- [Written problem] Please repeat the passage on procedural narratives word for word, starting with "This is a trivial" and going on through "never do this.".

- [Quoted text]

Let’s say you have two actors, Alice and Carol. They know each other very well — they’re married. They both love salmon, and there’s salmon steak in their fridge. Alice gets home from work an hour before Carol, and she always eats as soon as she gets home. Carol might recall, as she is leaving work, that there is a salmon steak at home, and she might count on eating it for dinner. But this would demonstrate a minor lack of foresight. When she gets home, she will be disappointed and hungry.

This is a trivial example, of course, and one that happens all the time in real life. People make this mistake. But when it’s something I care about, something I am devoting my full attention and faculties to, and I know about these other actors, I will attempt to incorporate their probable actions into my plans. At present, our AI system will never do this.

How do we fix this?

Moving from level negative one to level zero requires simulating all the other actors that Alice knows about as level negative one characters. Instead of simulating the changes caused by Alice and nature alone, we simulate other characters using the previous level. At level zero, you acknowledge that others exist and will take some default action at every turn. That’s cheap enough. It’s also dead stupid, but at least it’s slightly less stupid than before.

The next step beyond this, of course, is to model everyone else as a level zero character. (You could use level negative one, but since that’s only slightly less expensive, there’s really no point.) This requires vastly more resources, of course, and that’s true of real life, too — we rarely consider how someone will react to our reactions to their reactions to our plans.

Since going beyond level zero is expensive, we want to do that as little as possible. That means, ideally, coming up with a heuristic to determine when to switch from level zero to level one — and we probably don’t want to bother implementing level two or higher.

Next time, we’ll see how we can get actors to explain their motivations.

Procedural narratives: obvious improvements

Last time, we talked about how to have an actor make plans. We provided an expensive algorithm for reaching decisions, a simple breadth-first search through a space of possible worlds. It worked, but it was hideously expensive. Let’s make it a little better.

Best-first search

The most obvious change is to be smarter about what nodes we search and in what order. We can switch from breadth-first search, which will analyze every possibility one step from now, followed by every possibility two steps from now, and so on until your computer starts sobbing; instead, we can use a sort of best-first search.

- [Dataset]
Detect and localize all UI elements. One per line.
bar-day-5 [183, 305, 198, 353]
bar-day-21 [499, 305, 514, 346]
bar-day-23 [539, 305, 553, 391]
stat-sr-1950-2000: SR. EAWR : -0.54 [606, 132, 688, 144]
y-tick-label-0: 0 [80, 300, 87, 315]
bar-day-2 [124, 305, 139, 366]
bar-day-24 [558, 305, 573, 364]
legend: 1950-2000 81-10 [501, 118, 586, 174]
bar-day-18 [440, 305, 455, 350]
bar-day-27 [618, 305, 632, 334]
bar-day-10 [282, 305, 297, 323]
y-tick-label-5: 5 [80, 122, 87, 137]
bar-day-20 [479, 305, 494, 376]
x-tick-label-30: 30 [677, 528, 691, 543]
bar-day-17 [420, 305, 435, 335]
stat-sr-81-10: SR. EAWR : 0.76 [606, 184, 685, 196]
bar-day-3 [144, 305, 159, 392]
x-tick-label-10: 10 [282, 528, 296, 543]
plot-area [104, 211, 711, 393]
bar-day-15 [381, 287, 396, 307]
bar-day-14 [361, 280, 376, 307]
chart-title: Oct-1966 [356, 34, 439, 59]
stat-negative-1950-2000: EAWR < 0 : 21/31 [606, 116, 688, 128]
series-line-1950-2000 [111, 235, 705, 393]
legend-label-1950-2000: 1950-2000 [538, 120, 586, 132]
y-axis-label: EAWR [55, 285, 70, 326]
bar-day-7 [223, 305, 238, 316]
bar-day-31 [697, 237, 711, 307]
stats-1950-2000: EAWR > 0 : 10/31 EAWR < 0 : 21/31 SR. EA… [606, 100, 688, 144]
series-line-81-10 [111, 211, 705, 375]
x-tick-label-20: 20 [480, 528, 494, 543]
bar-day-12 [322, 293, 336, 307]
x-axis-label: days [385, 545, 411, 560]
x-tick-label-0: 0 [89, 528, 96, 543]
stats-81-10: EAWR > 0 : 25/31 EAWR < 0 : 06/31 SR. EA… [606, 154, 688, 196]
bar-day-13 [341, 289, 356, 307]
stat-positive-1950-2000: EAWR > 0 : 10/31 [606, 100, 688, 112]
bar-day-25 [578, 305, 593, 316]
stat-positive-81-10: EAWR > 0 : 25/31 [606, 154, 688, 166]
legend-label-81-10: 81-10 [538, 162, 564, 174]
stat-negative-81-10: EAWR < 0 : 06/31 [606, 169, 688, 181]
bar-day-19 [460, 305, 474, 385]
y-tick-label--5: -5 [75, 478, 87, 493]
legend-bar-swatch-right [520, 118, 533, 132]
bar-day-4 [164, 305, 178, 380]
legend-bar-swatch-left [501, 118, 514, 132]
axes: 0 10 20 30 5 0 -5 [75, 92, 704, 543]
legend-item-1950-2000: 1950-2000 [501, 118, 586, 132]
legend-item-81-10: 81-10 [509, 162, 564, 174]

- [Full output]
This is a trivial example, of course, and one that happens all the time in real life. People make this mistake. But when it’s something I care about, something I am devoting my full attention and faculties to, and I know about these other actors, I will attempt to incorporate their probable actions into my plans. At present, our AI system will never do this.